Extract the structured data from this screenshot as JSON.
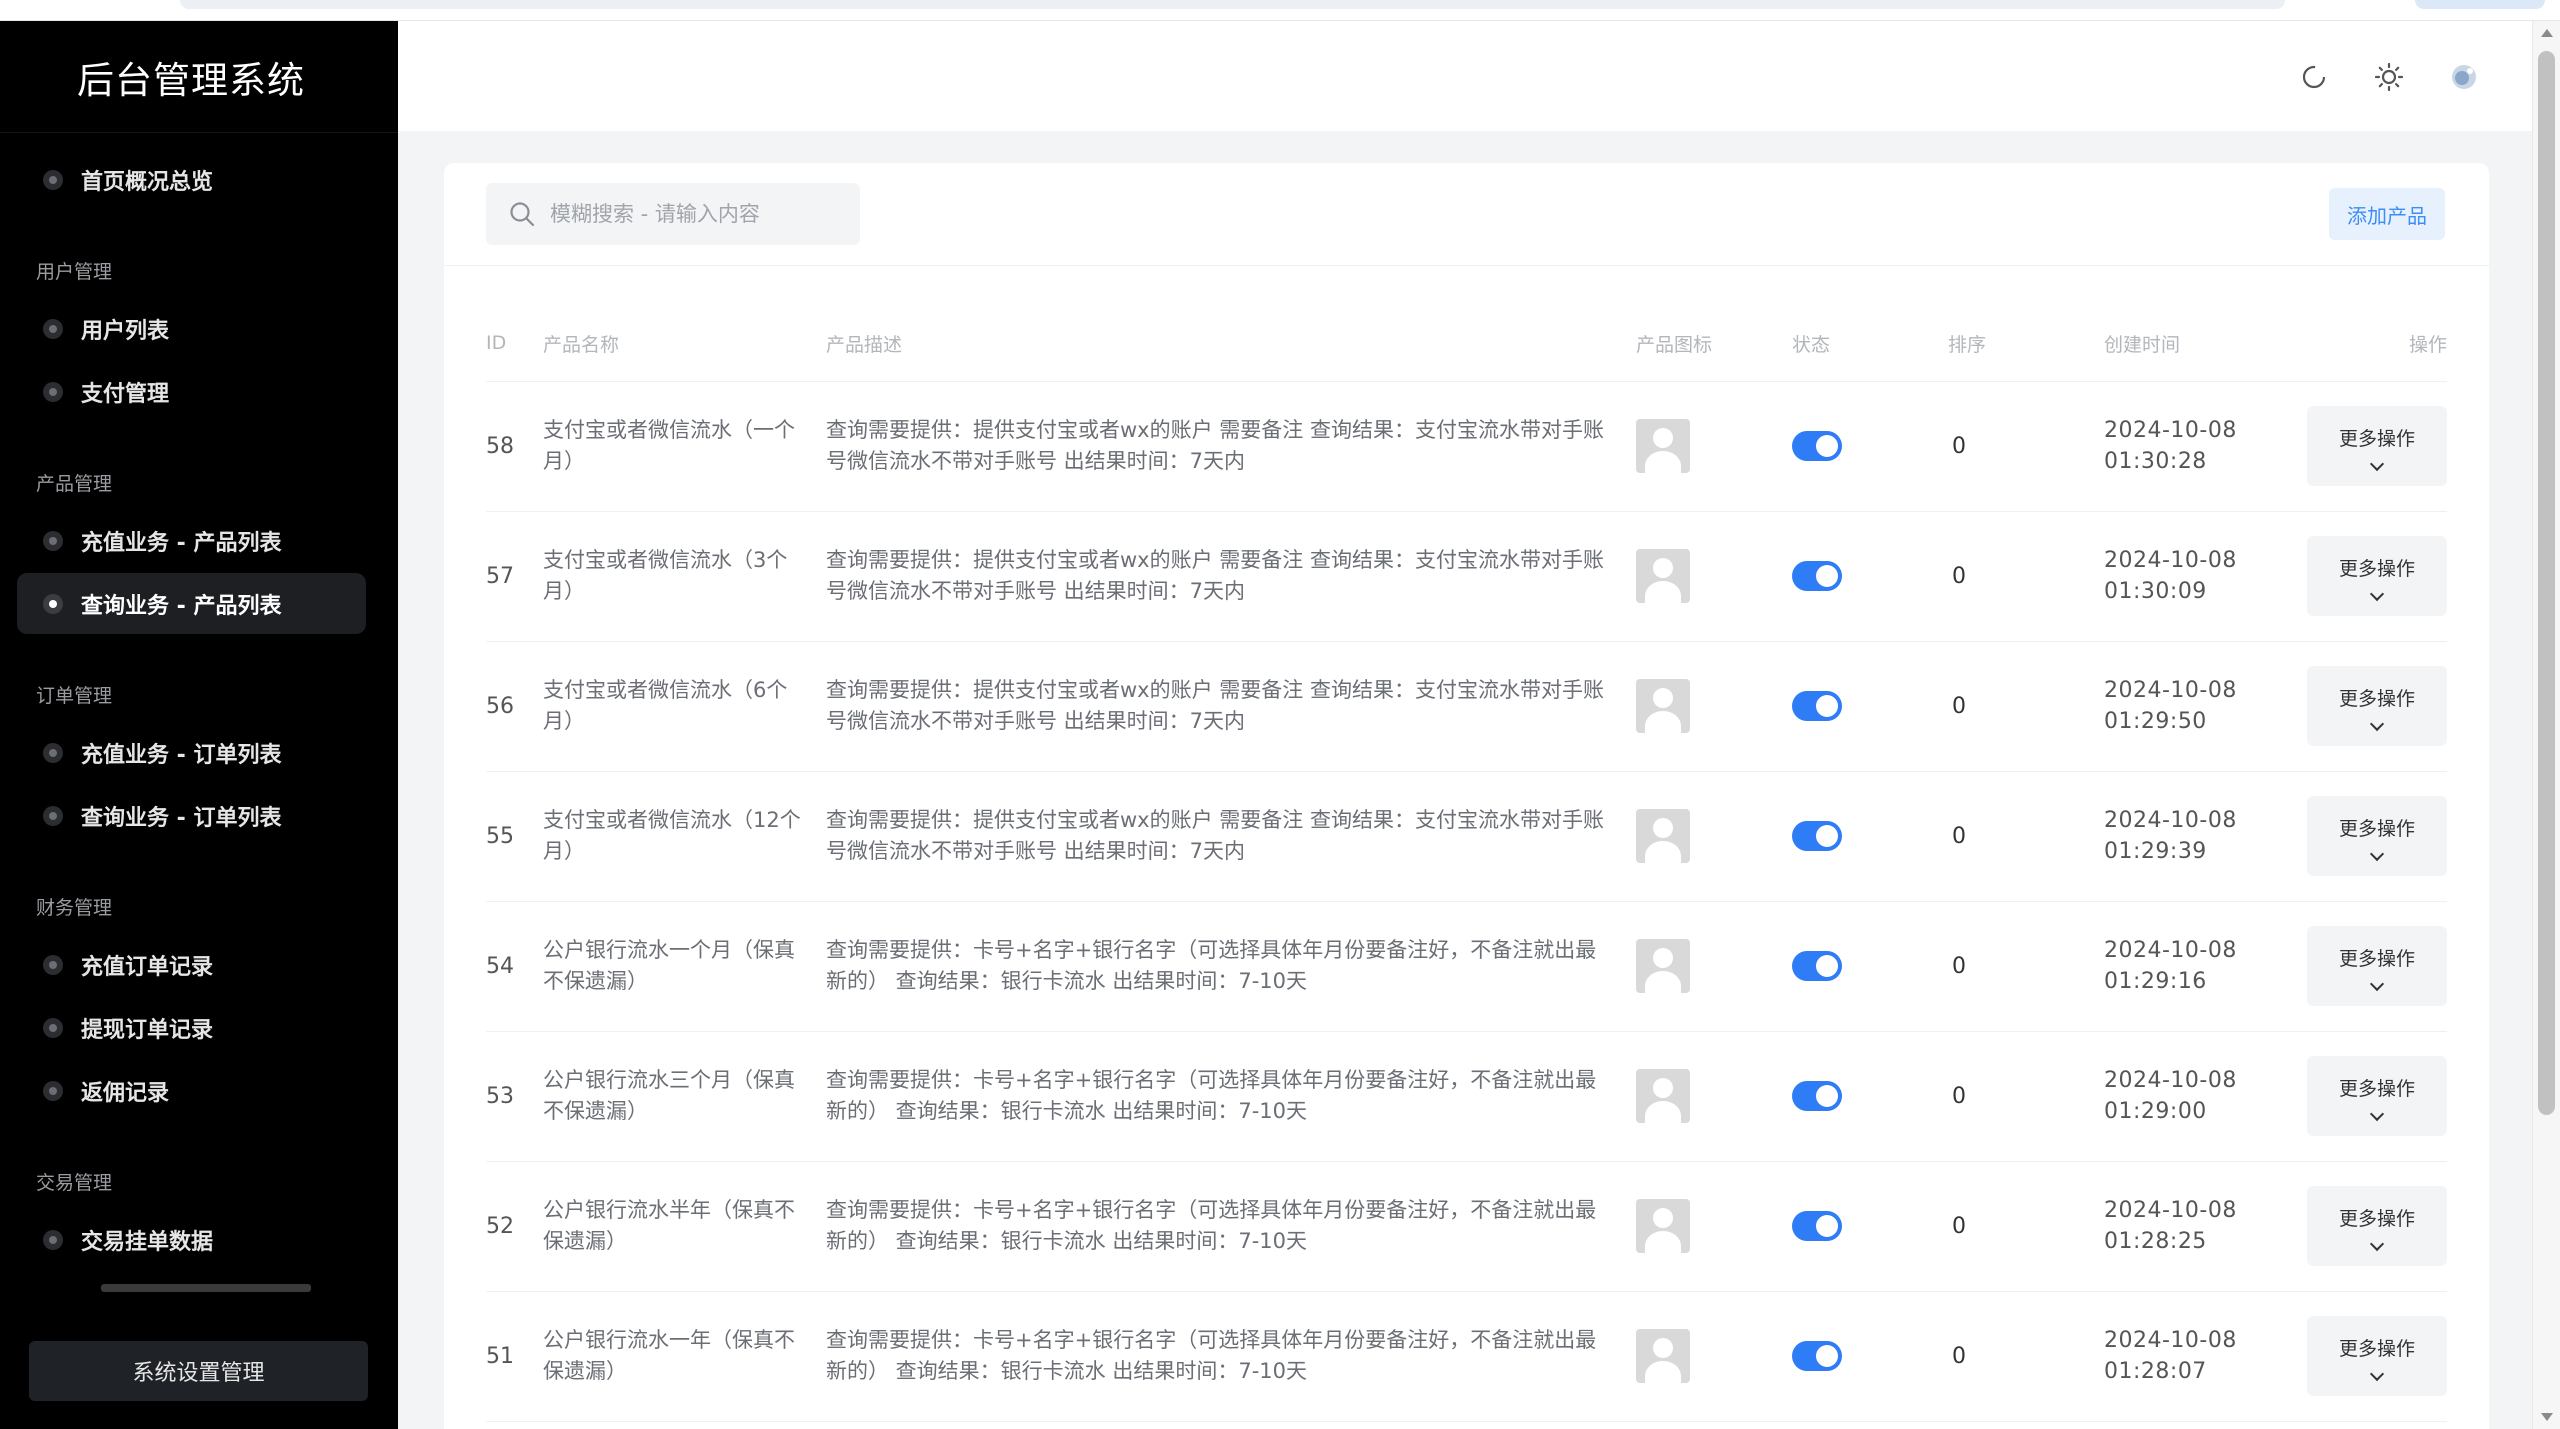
{
  "brand": {
    "title": "后台管理系统"
  },
  "sidebar": {
    "home": "首页概况总览",
    "groups": [
      {
        "title": "用户管理",
        "items": [
          "用户列表",
          "支付管理"
        ]
      },
      {
        "title": "产品管理",
        "items": [
          "充值业务 - 产品列表",
          "查询业务 - 产品列表"
        ]
      },
      {
        "title": "订单管理",
        "items": [
          "充值业务 - 订单列表",
          "查询业务 - 订单列表"
        ]
      },
      {
        "title": "财务管理",
        "items": [
          "充值订单记录",
          "提现订单记录",
          "返佣记录"
        ]
      },
      {
        "title": "交易管理",
        "items": [
          "交易挂单数据"
        ]
      }
    ],
    "active": "查询业务 - 产品列表",
    "settings_button": "系统设置管理"
  },
  "header": {
    "icons": [
      "refresh-icon",
      "sun-icon",
      "avatar-icon"
    ]
  },
  "toolbar": {
    "search_placeholder": "模糊搜索 - 请输入内容",
    "add_button": "添加产品"
  },
  "table": {
    "columns": [
      "ID",
      "产品名称",
      "产品描述",
      "产品图标",
      "状态",
      "排序",
      "创建时间",
      "操作"
    ],
    "more_label": "更多操作",
    "rows": [
      {
        "id": "58",
        "name": "支付宝或者微信流水（一个月）",
        "desc": "查询需要提供：提供支付宝或者wx的账户 需要备注 查询结果：支付宝流水带对手账号微信流水不带对手账号 出结果时间：7天内",
        "sort": "0",
        "date": "2024-10-08",
        "time": "01:30:28",
        "status": true
      },
      {
        "id": "57",
        "name": "支付宝或者微信流水（3个月）",
        "desc": "查询需要提供：提供支付宝或者wx的账户 需要备注 查询结果：支付宝流水带对手账号微信流水不带对手账号 出结果时间：7天内",
        "sort": "0",
        "date": "2024-10-08",
        "time": "01:30:09",
        "status": true
      },
      {
        "id": "56",
        "name": "支付宝或者微信流水（6个月）",
        "desc": "查询需要提供：提供支付宝或者wx的账户 需要备注 查询结果：支付宝流水带对手账号微信流水不带对手账号 出结果时间：7天内",
        "sort": "0",
        "date": "2024-10-08",
        "time": "01:29:50",
        "status": true
      },
      {
        "id": "55",
        "name": "支付宝或者微信流水（12个月）",
        "desc": "查询需要提供：提供支付宝或者wx的账户 需要备注 查询结果：支付宝流水带对手账号微信流水不带对手账号 出结果时间：7天内",
        "sort": "0",
        "date": "2024-10-08",
        "time": "01:29:39",
        "status": true
      },
      {
        "id": "54",
        "name": "公户银行流水一个月（保真不保遗漏）",
        "desc": "查询需要提供：卡号+名字+银行名字（可选择具体年月份要备注好，不备注就出最新的） 查询结果：银行卡流水 出结果时间：7-10天",
        "sort": "0",
        "date": "2024-10-08",
        "time": "01:29:16",
        "status": true
      },
      {
        "id": "53",
        "name": "公户银行流水三个月（保真不保遗漏）",
        "desc": "查询需要提供：卡号+名字+银行名字（可选择具体年月份要备注好，不备注就出最新的） 查询结果：银行卡流水 出结果时间：7-10天",
        "sort": "0",
        "date": "2024-10-08",
        "time": "01:29:00",
        "status": true
      },
      {
        "id": "52",
        "name": "公户银行流水半年（保真不保遗漏）",
        "desc": "查询需要提供：卡号+名字+银行名字（可选择具体年月份要备注好，不备注就出最新的） 查询结果：银行卡流水 出结果时间：7-10天",
        "sort": "0",
        "date": "2024-10-08",
        "time": "01:28:25",
        "status": true
      },
      {
        "id": "51",
        "name": "公户银行流水一年（保真不保遗漏）",
        "desc": "查询需要提供：卡号+名字+银行名字（可选择具体年月份要备注好，不备注就出最新的） 查询结果：银行卡流水 出结果时间：7-10天",
        "sort": "0",
        "date": "2024-10-08",
        "time": "01:28:07",
        "status": true
      }
    ]
  },
  "colors": {
    "accent": "#2e7cf6",
    "sidebar_bg": "#000000",
    "add_button_bg": "#e7f0fd"
  }
}
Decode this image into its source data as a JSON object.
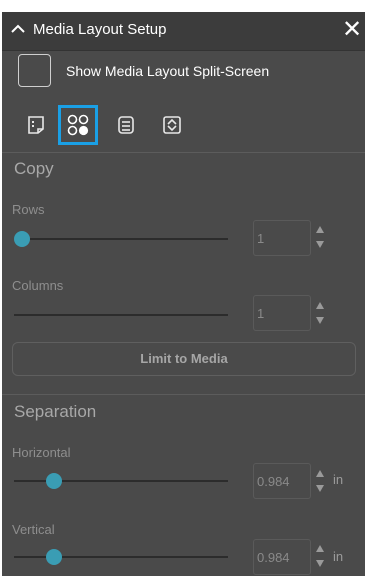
{
  "header": {
    "title": "Media Layout Setup"
  },
  "split_screen": {
    "label": "Show Media Layout Split-Screen",
    "checked": false
  },
  "modes": [
    "single-page-icon",
    "grid-copies-icon",
    "roll-icon",
    "fit-icon"
  ],
  "copy": {
    "section_title": "Copy",
    "rows": {
      "label": "Rows",
      "value": "1",
      "slider_fraction": 0.0
    },
    "columns": {
      "label": "Columns",
      "value": "1",
      "slider_fraction": 0.0
    },
    "limit_button": "Limit to Media"
  },
  "separation": {
    "section_title": "Separation",
    "horizontal": {
      "label": "Horizontal",
      "value": "0.984",
      "unit": "in"
    },
    "vertical": {
      "label": "Vertical",
      "value": "0.984",
      "unit": "in"
    }
  },
  "colors": {
    "panel_bg": "#4a4a4a",
    "accent": "#1aa0e6",
    "slider_thumb": "#3a9db4"
  }
}
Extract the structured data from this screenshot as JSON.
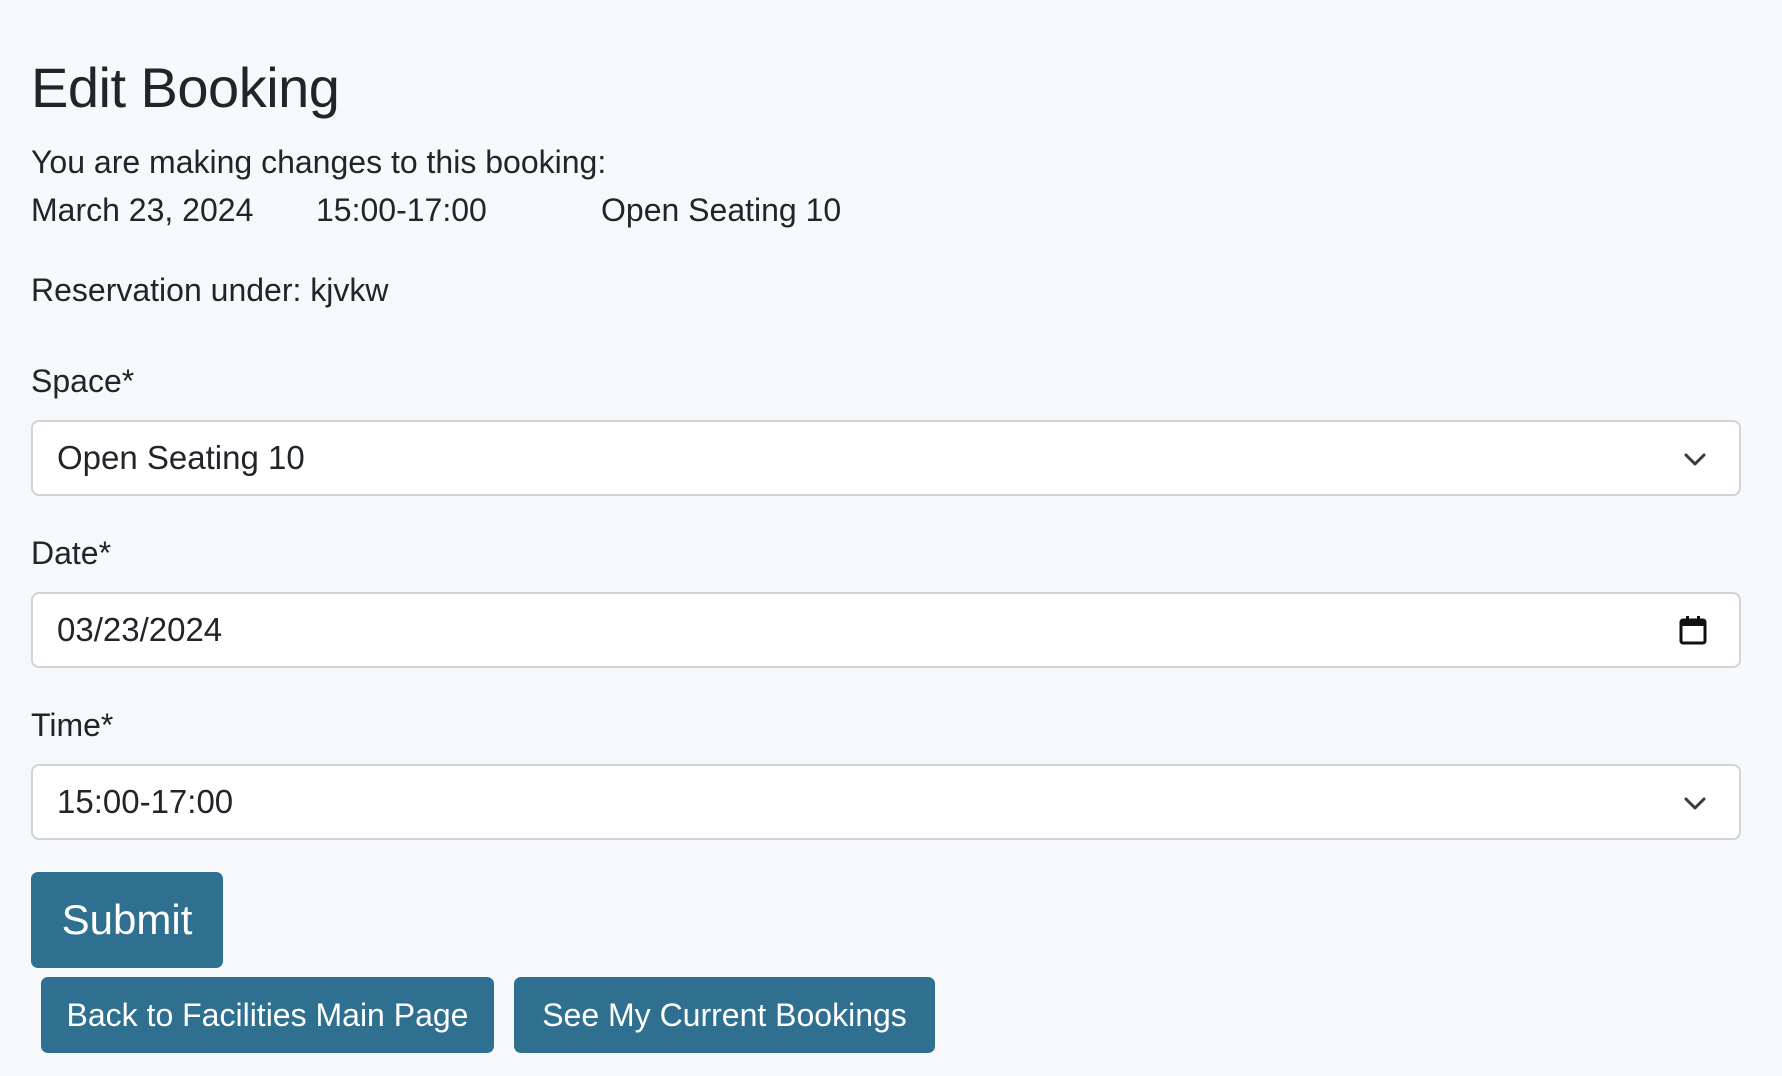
{
  "page": {
    "title": "Edit Booking",
    "intro": "You are making changes to this booking:",
    "summary": {
      "date": "March 23, 2024",
      "time": "15:00-17:00",
      "space": "Open Seating 10"
    },
    "reservation_label": "Reservation under: kjvkw"
  },
  "form": {
    "space": {
      "label": "Space*",
      "value": "Open Seating 10",
      "icon": "chevron-down-icon"
    },
    "date": {
      "label": "Date*",
      "value": "03/23/2024",
      "icon": "calendar-icon"
    },
    "time": {
      "label": "Time*",
      "value": "15:00-17:00",
      "icon": "chevron-down-icon"
    },
    "submit_label": "Submit"
  },
  "actions": {
    "back_label": "Back to Facilities Main Page",
    "bookings_label": "See My Current Bookings"
  },
  "colors": {
    "background": "#f7f8fa",
    "button": "#2f6f8f",
    "button_text": "#ffffff",
    "input_border": "#ced4da",
    "text": "#212529"
  }
}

EXERCISE INSTRUCTIONS
Do not copy the pictures, but repeat every line exactly.

WRITTEN RESPONSE
Extract the structured data from this screenshot as JSON.
{
  "brand": {
    "title": "后台管理系统"
  },
  "sidebar": {
    "home": "首页概况总览",
    "groups": [
      {
        "title": "用户管理",
        "items": [
          "用户列表",
          "支付管理"
        ]
      },
      {
        "title": "产品管理",
        "items": [
          "充值业务 - 产品列表",
          "查询业务 - 产品列表"
        ]
      },
      {
        "title": "订单管理",
        "items": [
          "充值业务 - 订单列表",
          "查询业务 - 订单列表"
        ]
      },
      {
        "title": "财务管理",
        "items": [
          "充值订单记录",
          "提现订单记录",
          "返佣记录"
        ]
      },
      {
        "title": "交易管理",
        "items": [
          "交易挂单数据"
        ]
      }
    ],
    "active": "查询业务 - 产品列表",
    "settings_button": "系统设置管理"
  },
  "header": {
    "icons": [
      "refresh-icon",
      "sun-icon",
      "avatar-icon"
    ]
  },
  "toolbar": {
    "search_placeholder": "模糊搜索 - 请输入内容",
    "add_button": "添加产品"
  },
  "table": {
    "columns": [
      "ID",
      "产品名称",
      "产品描述",
      "产品图标",
      "状态",
      "排序",
      "创建时间",
      "操作"
    ],
    "more_label": "更多操作",
    "rows": [
      {
        "id": "58",
        "name": "支付宝或者微信流水（一个月）",
        "desc": "查询需要提供：提供支付宝或者wx的账户 需要备注 查询结果：支付宝流水带对手账号微信流水不带对手账号 出结果时间：7天内",
        "sort": "0",
        "date": "2024-10-08",
        "time": "01:30:28",
        "status": true
      },
      {
        "id": "57",
        "name": "支付宝或者微信流水（3个月）",
        "desc": "查询需要提供：提供支付宝或者wx的账户 需要备注 查询结果：支付宝流水带对手账号微信流水不带对手账号 出结果时间：7天内",
        "sort": "0",
        "date": "2024-10-08",
        "time": "01:30:09",
        "status": true
      },
      {
        "id": "56",
        "name": "支付宝或者微信流水（6个月）",
        "desc": "查询需要提供：提供支付宝或者wx的账户 需要备注 查询结果：支付宝流水带对手账号微信流水不带对手账号 出结果时间：7天内",
        "sort": "0",
        "date": "2024-10-08",
        "time": "01:29:50",
        "status": true
      },
      {
        "id": "55",
        "name": "支付宝或者微信流水（12个月）",
        "desc": "查询需要提供：提供支付宝或者wx的账户 需要备注 查询结果：支付宝流水带对手账号微信流水不带对手账号 出结果时间：7天内",
        "sort": "0",
        "date": "2024-10-08",
        "time": "01:29:39",
        "status": true
      },
      {
        "id": "54",
        "name": "公户银行流水一个月（保真不保遗漏）",
        "desc": "查询需要提供：卡号+名字+银行名字（可选择具体年月份要备注好，不备注就出最新的） 查询结果：银行卡流水 出结果时间：7-10天",
        "sort": "0",
        "date": "2024-10-08",
        "time": "01:29:16",
        "status": true
      },
      {
        "id": "53",
        "name": "公户银行流水三个月（保真不保遗漏）",
        "desc": "查询需要提供：卡号+名字+银行名字（可选择具体年月份要备注好，不备注就出最新的） 查询结果：银行卡流水 出结果时间：7-10天",
        "sort": "0",
        "date": "2024-10-08",
        "time": "01:29:00",
        "status": true
      },
      {
        "id": "52",
        "name": "公户银行流水半年（保真不保遗漏）",
        "desc": "查询需要提供：卡号+名字+银行名字（可选择具体年月份要备注好，不备注就出最新的） 查询结果：银行卡流水 出结果时间：7-10天",
        "sort": "0",
        "date": "2024-10-08",
        "time": "01:28:25",
        "status": true
      },
      {
        "id": "51",
        "name": "公户银行流水一年（保真不保遗漏）",
        "desc": "查询需要提供：卡号+名字+银行名字（可选择具体年月份要备注好，不备注就出最新的） 查询结果：银行卡流水 出结果时间：7-10天",
        "sort": "0",
        "date": "2024-10-08",
        "time": "01:28:07",
        "status": true
      }
    ]
  },
  "colors": {
    "accent": "#2e7cf6",
    "sidebar_bg": "#000000",
    "add_button_bg": "#e7f0fd"
  }
}
Decode this image into its source data as a JSON object.
{
  "header": {
    "title": "Media Layout Setup"
  },
  "split_screen": {
    "label": "Show Media Layout Split-Screen",
    "checked": false
  },
  "modes": [
    "single-page-icon",
    "grid-copies-icon",
    "roll-icon",
    "fit-icon"
  ],
  "copy": {
    "section_title": "Copy",
    "rows": {
      "label": "Rows",
      "value": "1",
      "slider_fraction": 0.0
    },
    "columns": {
      "label": "Columns",
      "value": "1",
      "slider_fraction": 0.0
    },
    "limit_button": "Limit to Media"
  },
  "separation": {
    "section_title": "Separation",
    "horizontal": {
      "label": "Horizontal",
      "value": "0.984",
      "unit": "in"
    },
    "vertical": {
      "label": "Vertical",
      "value": "0.984",
      "unit": "in"
    }
  },
  "colors": {
    "panel_bg": "#4a4a4a",
    "accent": "#1aa0e6",
    "slider_thumb": "#3a9db4"
  }
}
Extract the structured data from this screenshot as JSON.
{
  "page": {
    "title": "Edit Booking",
    "intro": "You are making changes to this booking:",
    "summary": {
      "date": "March 23, 2024",
      "time": "15:00-17:00",
      "space": "Open Seating 10"
    },
    "reservation_label": "Reservation under: kjvkw"
  },
  "form": {
    "space": {
      "label": "Space*",
      "value": "Open Seating 10",
      "icon": "chevron-down-icon"
    },
    "date": {
      "label": "Date*",
      "value": "03/23/2024",
      "icon": "calendar-icon"
    },
    "time": {
      "label": "Time*",
      "value": "15:00-17:00",
      "icon": "chevron-down-icon"
    },
    "submit_label": "Submit"
  },
  "actions": {
    "back_label": "Back to Facilities Main Page",
    "bookings_label": "See My Current Bookings"
  },
  "colors": {
    "background": "#f7f8fa",
    "button": "#2f6f8f",
    "button_text": "#ffffff",
    "input_border": "#ced4da",
    "text": "#212529"
  }
}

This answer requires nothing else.